(Saved data entries)
————————

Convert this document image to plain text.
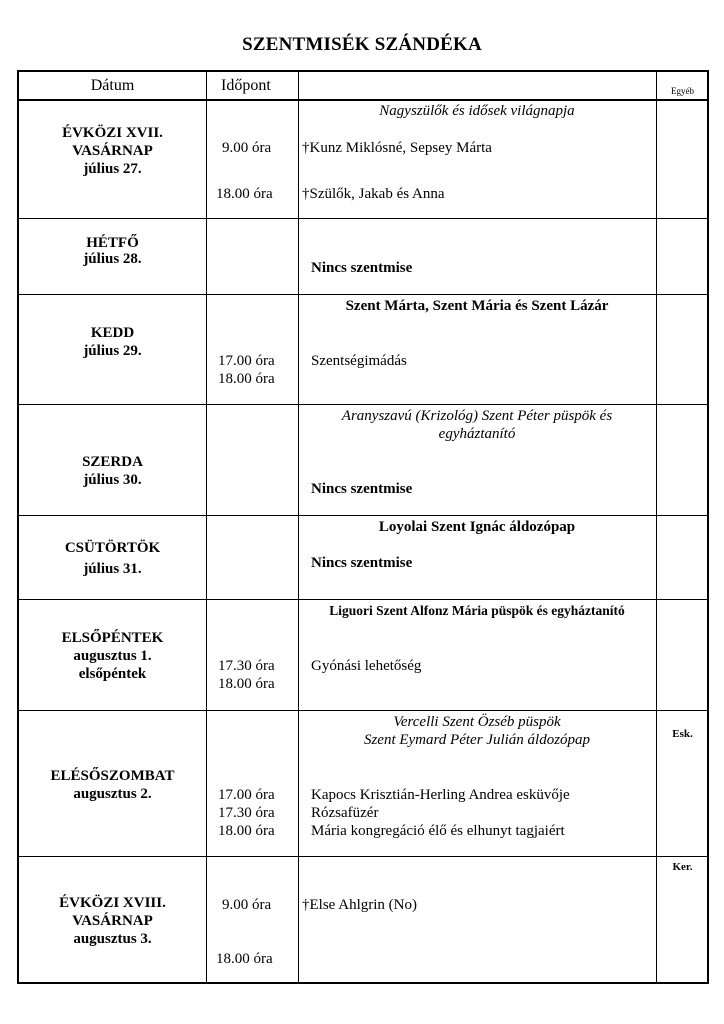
SZENTMISÉK SZÁNDÉKA
Dátum	Időpont	Egyéb
ÉVKÖZI XVII.
VASÁRNAP
július 27.
Nagyszülők és idősek világnapja
9.00 óra
18.00 óra
†Kunz Miklósné, Sepsey Márta
†Szülők, Jakab és Anna
HÉTFŐ
július 28.
Nincs szentmise
KEDD
július 29.
Szent Márta, Szent Mária és Szent Lázár
17.00 óra
18.00 óra
Szentségimádás
SZERDA
július 30.
Aranyszavú (Krizológ) Szent Péter püspök és
egyháztanító
Nincs szentmise
CSÜTÖRTÖK
július 31.
Loyolai Szent Ignác áldozópap
Nincs szentmise
ELSŐPÉNTEK
augusztus 1.
elsőpéntek
Liguori Szent Alfonz Mária püspök és egyháztanító
17.30 óra
18.00 óra
Gyónási lehetőség
ELÉSŐSZOMBAT
augusztus 2.
Vercelli Szent Özséb püspök
Szent Eymard Péter Julián áldozópap
17.00 óra
17.30 óra
18.00 óra
Kapocs Krisztián-Herling Andrea esküvője
Rózsafüzér
Mária kongregáció élő és elhunyt tagjaiért
Esk.
ÉVKÖZI XVIII.
VASÁRNAP
augusztus 3.
9.00 óra
18.00 óra
†Else Ahlgrin (No)
Ker.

————————

▶ [The request]
Tell how many lines in the material contain the word "július". Only the number is wanted.

▶ [Complete response]
5